======== Data to use ========

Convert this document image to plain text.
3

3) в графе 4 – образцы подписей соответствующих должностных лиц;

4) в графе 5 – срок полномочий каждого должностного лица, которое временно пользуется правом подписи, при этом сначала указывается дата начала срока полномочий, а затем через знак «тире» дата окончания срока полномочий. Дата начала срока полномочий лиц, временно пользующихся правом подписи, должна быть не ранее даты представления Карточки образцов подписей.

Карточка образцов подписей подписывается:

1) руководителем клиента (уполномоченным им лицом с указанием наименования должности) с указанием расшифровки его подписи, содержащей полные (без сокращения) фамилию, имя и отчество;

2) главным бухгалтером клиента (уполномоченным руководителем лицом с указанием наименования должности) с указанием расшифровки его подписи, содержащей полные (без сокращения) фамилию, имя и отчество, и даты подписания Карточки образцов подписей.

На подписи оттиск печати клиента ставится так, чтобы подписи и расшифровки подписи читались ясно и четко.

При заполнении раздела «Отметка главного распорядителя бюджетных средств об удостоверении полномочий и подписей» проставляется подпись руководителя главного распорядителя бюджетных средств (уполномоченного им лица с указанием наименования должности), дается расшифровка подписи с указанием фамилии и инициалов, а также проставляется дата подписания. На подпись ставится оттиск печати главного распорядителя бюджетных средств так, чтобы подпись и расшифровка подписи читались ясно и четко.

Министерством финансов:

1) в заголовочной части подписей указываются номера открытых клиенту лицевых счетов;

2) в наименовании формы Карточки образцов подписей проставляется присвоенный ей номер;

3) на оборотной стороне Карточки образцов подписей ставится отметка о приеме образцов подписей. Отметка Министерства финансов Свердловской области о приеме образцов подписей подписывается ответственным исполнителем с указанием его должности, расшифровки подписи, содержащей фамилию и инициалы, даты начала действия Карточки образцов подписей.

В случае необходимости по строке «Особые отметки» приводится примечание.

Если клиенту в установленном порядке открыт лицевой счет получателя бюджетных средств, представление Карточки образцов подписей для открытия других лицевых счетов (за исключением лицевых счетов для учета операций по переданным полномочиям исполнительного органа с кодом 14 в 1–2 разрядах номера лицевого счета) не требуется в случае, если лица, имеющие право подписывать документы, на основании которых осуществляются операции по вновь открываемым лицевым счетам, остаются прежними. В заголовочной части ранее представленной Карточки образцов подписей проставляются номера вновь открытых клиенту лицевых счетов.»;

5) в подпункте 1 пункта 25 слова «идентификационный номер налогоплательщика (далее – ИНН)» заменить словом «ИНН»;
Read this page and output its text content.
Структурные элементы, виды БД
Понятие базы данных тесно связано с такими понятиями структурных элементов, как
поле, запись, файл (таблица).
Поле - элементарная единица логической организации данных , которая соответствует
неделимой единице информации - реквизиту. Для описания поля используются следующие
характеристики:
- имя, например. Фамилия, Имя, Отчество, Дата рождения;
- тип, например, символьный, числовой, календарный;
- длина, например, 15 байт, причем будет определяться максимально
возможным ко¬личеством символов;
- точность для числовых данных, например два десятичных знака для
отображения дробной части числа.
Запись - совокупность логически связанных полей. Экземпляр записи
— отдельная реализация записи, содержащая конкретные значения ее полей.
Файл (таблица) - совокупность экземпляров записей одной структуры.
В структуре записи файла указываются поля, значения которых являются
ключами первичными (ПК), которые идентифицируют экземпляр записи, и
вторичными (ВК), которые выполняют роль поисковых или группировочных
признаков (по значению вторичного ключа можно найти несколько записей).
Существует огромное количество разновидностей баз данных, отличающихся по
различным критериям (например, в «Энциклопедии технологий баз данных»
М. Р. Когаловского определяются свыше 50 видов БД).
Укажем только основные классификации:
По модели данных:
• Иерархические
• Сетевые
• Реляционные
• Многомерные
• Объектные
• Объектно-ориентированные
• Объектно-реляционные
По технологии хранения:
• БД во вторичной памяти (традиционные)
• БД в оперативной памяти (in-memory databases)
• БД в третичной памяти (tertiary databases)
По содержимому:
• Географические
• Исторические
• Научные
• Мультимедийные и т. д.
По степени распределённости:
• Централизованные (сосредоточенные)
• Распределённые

========

Filter the records above for "лицевых" and copy every matching line.

Task answer:
1) в заголовочной части подписей указываются номера открытых клиенту лицевых счетов;
Если клиенту в установленном порядке открыт лицевой счет получателя бюджетных средств, представление Карточки образцов подписей для открытия других лицевых счетов (за исключением лицевых счетов для учета операций по переданным полномочиям исполнительного органа с кодом 14 в 1–2 разрядах номера лицевого счета) не требуется в случае, если лица, имеющие право подписывать документы, на основании которых осуществляются операции по вновь открываемым лицевым счетам, остаются прежними. В заголовочной части ранее представленной Карточки образцов подписей проставляются номера вновь открытых клиенту лицевых счетов.»;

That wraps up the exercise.